Work out the number of lines with "products" in them. Reply with that number and no other words.

Excerpted records >>
- - - - -

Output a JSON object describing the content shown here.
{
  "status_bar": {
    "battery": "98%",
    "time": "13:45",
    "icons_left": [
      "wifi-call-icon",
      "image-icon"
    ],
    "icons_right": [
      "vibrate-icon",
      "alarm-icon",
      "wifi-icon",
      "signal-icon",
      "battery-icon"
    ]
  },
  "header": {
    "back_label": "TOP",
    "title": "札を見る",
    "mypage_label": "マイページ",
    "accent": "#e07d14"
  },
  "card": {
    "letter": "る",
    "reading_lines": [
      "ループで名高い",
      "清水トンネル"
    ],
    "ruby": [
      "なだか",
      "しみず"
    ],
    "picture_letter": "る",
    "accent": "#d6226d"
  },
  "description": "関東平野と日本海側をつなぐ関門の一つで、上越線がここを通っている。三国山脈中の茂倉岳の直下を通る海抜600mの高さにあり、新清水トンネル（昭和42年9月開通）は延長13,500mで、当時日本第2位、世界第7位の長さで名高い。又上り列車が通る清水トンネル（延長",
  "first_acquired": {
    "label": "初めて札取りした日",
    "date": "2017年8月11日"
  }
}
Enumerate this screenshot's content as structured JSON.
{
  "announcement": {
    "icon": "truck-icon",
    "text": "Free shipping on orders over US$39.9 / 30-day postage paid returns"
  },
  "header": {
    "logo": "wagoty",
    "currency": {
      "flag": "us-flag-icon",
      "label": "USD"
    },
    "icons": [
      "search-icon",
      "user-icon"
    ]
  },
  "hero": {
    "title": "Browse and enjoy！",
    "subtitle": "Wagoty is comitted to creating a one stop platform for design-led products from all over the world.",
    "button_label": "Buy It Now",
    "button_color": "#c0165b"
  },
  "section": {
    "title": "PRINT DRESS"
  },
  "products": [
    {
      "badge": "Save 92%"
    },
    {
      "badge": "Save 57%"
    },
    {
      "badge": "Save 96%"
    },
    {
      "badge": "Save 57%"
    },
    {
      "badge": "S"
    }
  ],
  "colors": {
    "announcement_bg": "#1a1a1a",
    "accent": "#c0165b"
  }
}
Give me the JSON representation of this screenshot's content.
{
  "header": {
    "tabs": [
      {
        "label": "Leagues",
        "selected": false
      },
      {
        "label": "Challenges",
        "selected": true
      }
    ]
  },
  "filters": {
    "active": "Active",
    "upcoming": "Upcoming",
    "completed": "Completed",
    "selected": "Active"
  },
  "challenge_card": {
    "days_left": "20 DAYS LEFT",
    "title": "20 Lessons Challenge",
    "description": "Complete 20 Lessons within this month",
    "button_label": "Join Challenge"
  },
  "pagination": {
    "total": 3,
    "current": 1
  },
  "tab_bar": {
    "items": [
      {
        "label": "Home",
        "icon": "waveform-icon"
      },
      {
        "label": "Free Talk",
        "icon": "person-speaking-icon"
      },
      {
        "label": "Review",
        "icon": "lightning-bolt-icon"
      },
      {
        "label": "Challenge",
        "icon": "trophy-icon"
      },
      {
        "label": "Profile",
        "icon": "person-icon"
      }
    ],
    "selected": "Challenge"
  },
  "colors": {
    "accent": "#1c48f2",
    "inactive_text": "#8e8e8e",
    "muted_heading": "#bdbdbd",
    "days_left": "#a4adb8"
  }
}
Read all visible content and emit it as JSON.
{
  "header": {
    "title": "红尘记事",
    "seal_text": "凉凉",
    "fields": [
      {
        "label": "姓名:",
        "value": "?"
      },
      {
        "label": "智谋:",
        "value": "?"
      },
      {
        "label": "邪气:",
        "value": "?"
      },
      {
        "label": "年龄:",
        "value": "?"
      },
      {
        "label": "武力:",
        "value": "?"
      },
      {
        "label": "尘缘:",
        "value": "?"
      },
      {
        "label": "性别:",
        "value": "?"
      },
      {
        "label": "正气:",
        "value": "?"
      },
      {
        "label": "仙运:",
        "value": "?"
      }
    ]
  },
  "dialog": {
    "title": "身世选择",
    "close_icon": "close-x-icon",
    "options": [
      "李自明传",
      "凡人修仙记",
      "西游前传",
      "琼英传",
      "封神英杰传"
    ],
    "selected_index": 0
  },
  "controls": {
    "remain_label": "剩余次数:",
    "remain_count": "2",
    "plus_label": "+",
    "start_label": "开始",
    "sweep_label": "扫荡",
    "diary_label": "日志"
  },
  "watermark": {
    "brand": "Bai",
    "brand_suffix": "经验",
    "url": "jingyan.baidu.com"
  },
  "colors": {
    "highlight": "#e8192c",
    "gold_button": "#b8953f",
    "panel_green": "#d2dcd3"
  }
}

- - - - -

Problem solution >> 2